▸ Written instruction
Type out all the records word for word. Any pictures are to be left out.

-- BEGIN Input data --

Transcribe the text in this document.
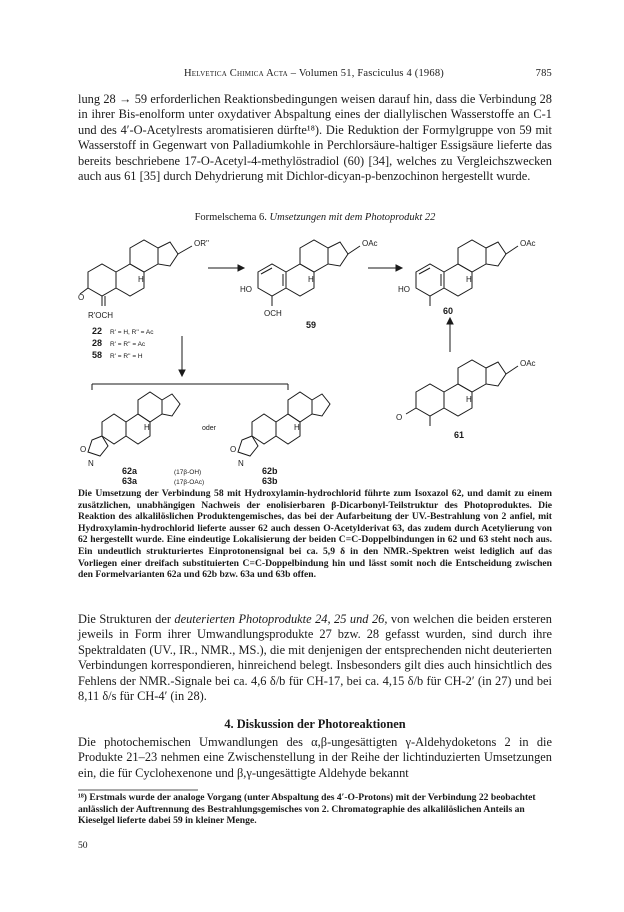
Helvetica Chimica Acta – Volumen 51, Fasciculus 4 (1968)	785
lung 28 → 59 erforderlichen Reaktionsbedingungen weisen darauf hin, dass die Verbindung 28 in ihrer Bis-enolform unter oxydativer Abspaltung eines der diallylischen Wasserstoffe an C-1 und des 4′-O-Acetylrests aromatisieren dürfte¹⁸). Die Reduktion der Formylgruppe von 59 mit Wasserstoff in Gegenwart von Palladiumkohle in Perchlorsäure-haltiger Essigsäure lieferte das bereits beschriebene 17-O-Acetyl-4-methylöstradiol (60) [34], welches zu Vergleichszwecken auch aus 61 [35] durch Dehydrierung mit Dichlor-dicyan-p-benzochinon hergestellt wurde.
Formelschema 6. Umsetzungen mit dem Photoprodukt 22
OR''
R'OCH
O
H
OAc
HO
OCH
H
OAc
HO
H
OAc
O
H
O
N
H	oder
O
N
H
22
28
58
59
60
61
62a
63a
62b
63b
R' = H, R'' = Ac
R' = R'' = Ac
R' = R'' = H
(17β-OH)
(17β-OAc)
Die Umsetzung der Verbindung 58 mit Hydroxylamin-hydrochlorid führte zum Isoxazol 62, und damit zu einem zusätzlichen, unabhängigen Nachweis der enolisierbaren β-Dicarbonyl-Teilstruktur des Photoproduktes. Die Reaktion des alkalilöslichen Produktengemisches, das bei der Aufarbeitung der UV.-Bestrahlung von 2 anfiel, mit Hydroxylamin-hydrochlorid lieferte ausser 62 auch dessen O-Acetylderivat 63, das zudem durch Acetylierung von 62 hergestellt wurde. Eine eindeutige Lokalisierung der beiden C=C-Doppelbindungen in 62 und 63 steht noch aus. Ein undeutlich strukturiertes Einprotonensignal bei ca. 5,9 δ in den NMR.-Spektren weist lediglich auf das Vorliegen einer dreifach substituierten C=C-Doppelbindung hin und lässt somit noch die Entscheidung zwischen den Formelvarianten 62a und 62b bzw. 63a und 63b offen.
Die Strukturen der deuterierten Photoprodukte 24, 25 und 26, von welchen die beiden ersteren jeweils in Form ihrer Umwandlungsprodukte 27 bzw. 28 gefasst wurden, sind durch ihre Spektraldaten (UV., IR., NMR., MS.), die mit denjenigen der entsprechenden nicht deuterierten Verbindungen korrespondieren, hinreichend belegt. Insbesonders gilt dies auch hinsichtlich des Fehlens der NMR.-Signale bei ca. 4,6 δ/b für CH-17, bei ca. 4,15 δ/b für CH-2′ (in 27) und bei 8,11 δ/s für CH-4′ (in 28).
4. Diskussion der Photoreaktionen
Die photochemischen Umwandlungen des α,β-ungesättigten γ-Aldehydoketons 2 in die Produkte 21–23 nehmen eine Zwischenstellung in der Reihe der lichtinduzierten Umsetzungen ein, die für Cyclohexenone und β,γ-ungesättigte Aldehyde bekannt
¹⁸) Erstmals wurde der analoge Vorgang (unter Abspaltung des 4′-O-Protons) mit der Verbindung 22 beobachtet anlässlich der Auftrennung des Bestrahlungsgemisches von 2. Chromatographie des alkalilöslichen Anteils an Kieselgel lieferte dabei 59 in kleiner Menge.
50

-- END Input data --

▸ Solution to this task
Transcribe the text in this document.
Helvetica Chimica Acta – Volumen 51, Fasciculus 4 (1968)	785
lung 28 → 59 erforderlichen Reaktionsbedingungen weisen darauf hin, dass die Verbindung 28 in ihrer Bis-enolform unter oxydativer Abspaltung eines der diallylischen Wasserstoffe an C-1 und des 4′-O-Acetylrests aromatisieren dürfte¹⁸). Die Reduktion der Formylgruppe von 59 mit Wasserstoff in Gegenwart von Palladiumkohle in Perchlorsäure-haltiger Essigsäure lieferte das bereits beschriebene 17-O-Acetyl-4-methylöstradiol (60) [34], welches zu Vergleichszwecken auch aus 61 [35] durch Dehydrierung mit Dichlor-dicyan-p-benzochinon hergestellt wurde.
Formelschema 6. Umsetzungen mit dem Photoprodukt 22
OR''
R'OCH
O
H
OAc
HO
OCH
H
OAc
HO
H
OAc
O
H
O
N
H	oder
O
N
H
22
28
58
59
60
61
62a
63a
62b
63b
R' = H, R'' = Ac
R' = R'' = Ac
R' = R'' = H
(17β-OH)
(17β-OAc)
Die Umsetzung der Verbindung 58 mit Hydroxylamin-hydrochlorid führte zum Isoxazol 62, und damit zu einem zusätzlichen, unabhängigen Nachweis der enolisierbaren β-Dicarbonyl-Teilstruktur des Photoproduktes. Die Reaktion des alkalilöslichen Produktengemisches, das bei der Aufarbeitung der UV.-Bestrahlung von 2 anfiel, mit Hydroxylamin-hydrochlorid lieferte ausser 62 auch dessen O-Acetylderivat 63, das zudem durch Acetylierung von 62 hergestellt wurde. Eine eindeutige Lokalisierung der beiden C=C-Doppelbindungen in 62 und 63 steht noch aus. Ein undeutlich strukturiertes Einprotonensignal bei ca. 5,9 δ in den NMR.-Spektren weist lediglich auf das Vorliegen einer dreifach substituierten C=C-Doppelbindung hin und lässt somit noch die Entscheidung zwischen den Formelvarianten 62a und 62b bzw. 63a und 63b offen.
Die Strukturen der deuterierten Photoprodukte 24, 25 und 26, von welchen die beiden ersteren jeweils in Form ihrer Umwandlungsprodukte 27 bzw. 28 gefasst wurden, sind durch ihre Spektraldaten (UV., IR., NMR., MS.), die mit denjenigen der entsprechenden nicht deuterierten Verbindungen korrespondieren, hinreichend belegt. Insbesonders gilt dies auch hinsichtlich des Fehlens der NMR.-Signale bei ca. 4,6 δ/b für CH-17, bei ca. 4,15 δ/b für CH-2′ (in 27) und bei 8,11 δ/s für CH-4′ (in 28).
4. Diskussion der Photoreaktionen
Die photochemischen Umwandlungen des α,β-ungesättigten γ-Aldehydoketons 2 in die Produkte 21–23 nehmen eine Zwischenstellung in der Reihe der lichtinduzierten Umsetzungen ein, die für Cyclohexenone und β,γ-ungesättigte Aldehyde bekannt
¹⁸) Erstmals wurde der analoge Vorgang (unter Abspaltung des 4′-O-Protons) mit der Verbindung 22 beobachtet anlässlich der Auftrennung des Bestrahlungsgemisches von 2. Chromatographie des alkalilöslichen Anteils an Kieselgel lieferte dabei 59 in kleiner Menge.
50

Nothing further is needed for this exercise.